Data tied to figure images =
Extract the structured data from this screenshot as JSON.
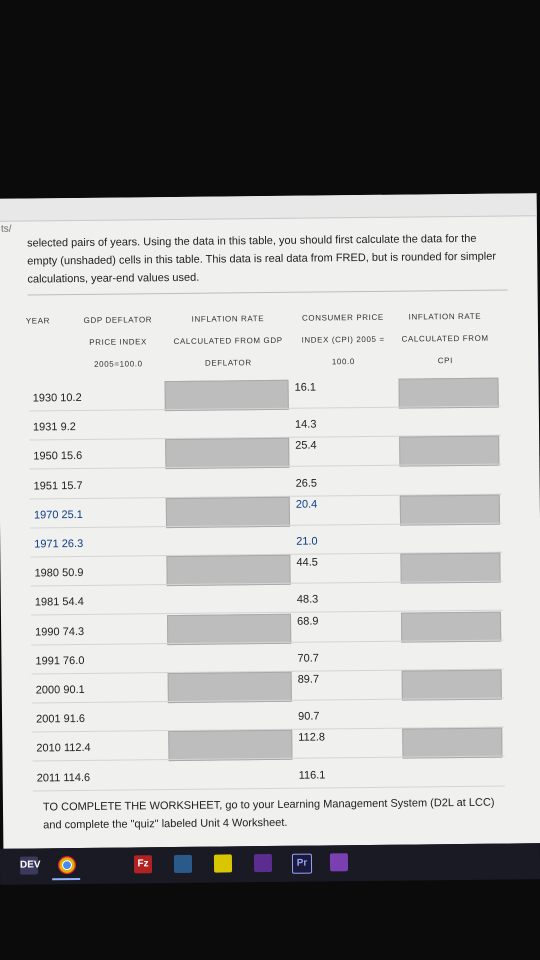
{
  "browser": {
    "url_fragment": "ts/"
  },
  "intro": {
    "text": "selected pairs of years. Using the data in this table, you should first calculate the data for the empty (unshaded) cells in this table. This data is real data from FRED, but is rounded for simpler calculations, year-end values used."
  },
  "table": {
    "headers": [
      {
        "line1": "YEAR",
        "line2": "",
        "line3": ""
      },
      {
        "line1": "GDP DEFLATOR",
        "line2": "PRICE INDEX",
        "line3": "2005=100.0"
      },
      {
        "line1": "INFLATION RATE",
        "line2": "CALCULATED FROM GDP",
        "line3": "DEFLATOR"
      },
      {
        "line1": "CONSUMER PRICE",
        "line2": "INDEX (CPI) 2005 =",
        "line3": "100.0"
      },
      {
        "line1": "INFLATION RATE",
        "line2": "CALCULATED FROM",
        "line3": "CPI"
      }
    ],
    "rows": [
      {
        "year": "1930",
        "gdp": "10.2",
        "cpi": "16.1",
        "shaded": true,
        "link": false
      },
      {
        "year": "1931",
        "gdp": "9.2",
        "cpi": "14.3",
        "shaded": false,
        "link": false
      },
      {
        "year": "1950",
        "gdp": "15.6",
        "cpi": "25.4",
        "shaded": true,
        "link": false
      },
      {
        "year": "1951",
        "gdp": "15.7",
        "cpi": "26.5",
        "shaded": false,
        "link": false
      },
      {
        "year": "1970",
        "gdp": "25.1",
        "cpi": "20.4",
        "shaded": true,
        "link": true
      },
      {
        "year": "1971",
        "gdp": "26.3",
        "cpi": "21.0",
        "shaded": false,
        "link": true
      },
      {
        "year": "1980",
        "gdp": "50.9",
        "cpi": "44.5",
        "shaded": true,
        "link": false
      },
      {
        "year": "1981",
        "gdp": "54.4",
        "cpi": "48.3",
        "shaded": false,
        "link": false
      },
      {
        "year": "1990",
        "gdp": "74.3",
        "cpi": "68.9",
        "shaded": true,
        "link": false
      },
      {
        "year": "1991",
        "gdp": "76.0",
        "cpi": "70.7",
        "shaded": false,
        "link": false
      },
      {
        "year": "2000",
        "gdp": "90.1",
        "cpi": "89.7",
        "shaded": true,
        "link": false
      },
      {
        "year": "2001",
        "gdp": "91.6",
        "cpi": "90.7",
        "shaded": false,
        "link": false
      },
      {
        "year": "2010",
        "gdp": "112.4",
        "cpi": "112.8",
        "shaded": true,
        "link": false
      },
      {
        "year": "2011",
        "gdp": "114.6",
        "cpi": "116.1",
        "shaded": false,
        "link": false
      }
    ]
  },
  "instructions": {
    "text": "TO COMPLETE THE WORKSHEET, go to your Learning Management System (D2L at LCC) and complete the \"quiz\" labeled Unit 4 Worksheet."
  },
  "taskbar": {
    "apps": [
      {
        "label": "DEV",
        "icon": "dev-tools-icon",
        "color": "#3a3a5c"
      },
      {
        "label": "",
        "icon": "chrome-icon",
        "color": "#e0b300"
      },
      {
        "label": "",
        "icon": "network-icon",
        "color": "#1a1a24"
      },
      {
        "label": "Fz",
        "icon": "filezilla-icon",
        "color": "#b22222"
      },
      {
        "label": "",
        "icon": "photos-icon",
        "color": "#2a5a8a"
      },
      {
        "label": "",
        "icon": "notes-icon",
        "color": "#d8c600"
      },
      {
        "label": "",
        "icon": "visual-studio-icon",
        "color": "#5c2d91"
      },
      {
        "label": "Pr",
        "icon": "premiere-icon",
        "color": "#1a1a3a"
      },
      {
        "label": "",
        "icon": "visual-studio-icon",
        "color": "#7a3fb0"
      }
    ]
  },
  "colors": {
    "shade": "#bdbdbd",
    "link": "#0d3e86",
    "page": "#f0f0ef",
    "taskbar": "#1a1a24"
  }
}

EXERCISE INSTRUCTIONS = Check each line above for the string "icon" and copy the ones that have it.

SOLUTION BELOW =
        "icon": "dev-tools-icon",
        "icon": "chrome-icon",
        "icon": "network-icon",
        "icon": "filezilla-icon",
        "icon": "photos-icon",
        "icon": "notes-icon",
        "icon": "visual-studio-icon",
        "icon": "premiere-icon",
        "icon": "visual-studio-icon",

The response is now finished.